◆ GIVEN REQUEST ◆
Without altering anything, repeat each of the records.

______

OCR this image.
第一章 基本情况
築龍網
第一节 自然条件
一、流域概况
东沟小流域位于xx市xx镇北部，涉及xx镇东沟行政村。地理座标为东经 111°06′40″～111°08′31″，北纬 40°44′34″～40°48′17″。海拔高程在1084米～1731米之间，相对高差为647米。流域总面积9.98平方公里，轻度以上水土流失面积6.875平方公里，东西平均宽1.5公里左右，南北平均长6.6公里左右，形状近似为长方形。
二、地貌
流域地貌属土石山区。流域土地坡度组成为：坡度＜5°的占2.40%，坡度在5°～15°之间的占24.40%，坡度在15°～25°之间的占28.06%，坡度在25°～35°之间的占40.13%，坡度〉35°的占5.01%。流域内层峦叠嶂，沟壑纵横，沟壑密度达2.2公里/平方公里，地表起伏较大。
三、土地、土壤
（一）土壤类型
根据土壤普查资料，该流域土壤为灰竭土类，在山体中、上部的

______

◆ FULL RESPONSE ◆
OCR this image.
第一章 基本情况
築龍網
第一节 自然条件
一、流域概况
东沟小流域位于xx市xx镇北部，涉及xx镇东沟行政村。地理座标为东经 111°06′40″～111°08′31″，北纬 40°44′34″～40°48′17″。海拔高程在1084米～1731米之间，相对高差为647米。流域总面积9.98平方公里，轻度以上水土流失面积6.875平方公里，东西平均宽1.5公里左右，南北平均长6.6公里左右，形状近似为长方形。
二、地貌
流域地貌属土石山区。流域土地坡度组成为：坡度＜5°的占2.40%，坡度在5°～15°之间的占24.40%，坡度在15°～25°之间的占28.06%，坡度在25°～35°之间的占40.13%，坡度〉35°的占5.01%。流域内层峦叠嶂，沟壑纵横，沟壑密度达2.2公里/平方公里，地表起伏较大。
三、土地、土壤
（一）土壤类型
根据土壤普查资料，该流域土壤为灰竭土类，在山体中、上部的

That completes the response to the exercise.